■ **Short exercise**
Output the lines that follow exactly as they are.

■ **Excerpted records**
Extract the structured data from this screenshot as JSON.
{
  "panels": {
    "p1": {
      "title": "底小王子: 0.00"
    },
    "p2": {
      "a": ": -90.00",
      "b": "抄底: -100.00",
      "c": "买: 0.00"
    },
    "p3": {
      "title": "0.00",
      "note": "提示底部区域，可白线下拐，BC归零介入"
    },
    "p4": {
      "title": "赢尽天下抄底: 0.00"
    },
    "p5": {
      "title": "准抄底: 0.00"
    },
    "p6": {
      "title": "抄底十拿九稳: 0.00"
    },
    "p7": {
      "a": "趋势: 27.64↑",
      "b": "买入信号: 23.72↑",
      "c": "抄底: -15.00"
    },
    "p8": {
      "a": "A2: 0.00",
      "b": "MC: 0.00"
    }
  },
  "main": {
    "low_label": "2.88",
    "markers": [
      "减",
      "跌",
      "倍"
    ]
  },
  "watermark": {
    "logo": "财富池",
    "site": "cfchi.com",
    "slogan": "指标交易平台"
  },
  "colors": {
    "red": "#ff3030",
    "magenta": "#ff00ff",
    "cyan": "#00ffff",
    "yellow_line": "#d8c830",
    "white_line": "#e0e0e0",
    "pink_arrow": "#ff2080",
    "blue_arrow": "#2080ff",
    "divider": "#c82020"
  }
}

■ **Complete answer**
Extract the structured data from this screenshot as JSON.
{
  "panels": {
    "p1": {
      "title": "底小王子: 0.00"
    },
    "p2": {
      "a": ": -90.00",
      "b": "抄底: -100.00",
      "c": "买: 0.00"
    },
    "p3": {
      "title": "0.00",
      "note": "提示底部区域，可白线下拐，BC归零介入"
    },
    "p4": {
      "title": "赢尽天下抄底: 0.00"
    },
    "p5": {
      "title": "准抄底: 0.00"
    },
    "p6": {
      "title": "抄底十拿九稳: 0.00"
    },
    "p7": {
      "a": "趋势: 27.64↑",
      "b": "买入信号: 23.72↑",
      "c": "抄底: -15.00"
    },
    "p8": {
      "a": "A2: 0.00",
      "b": "MC: 0.00"
    }
  },
  "main": {
    "low_label": "2.88",
    "markers": [
      "减",
      "跌",
      "倍"
    ]
  },
  "watermark": {
    "logo": "财富池",
    "site": "cfchi.com",
    "slogan": "指标交易平台"
  },
  "colors": {
    "red": "#ff3030",
    "magenta": "#ff00ff",
    "cyan": "#00ffff",
    "yellow_line": "#d8c830",
    "white_line": "#e0e0e0",
    "pink_arrow": "#ff2080",
    "blue_arrow": "#2080ff",
    "divider": "#c82020"
  }
}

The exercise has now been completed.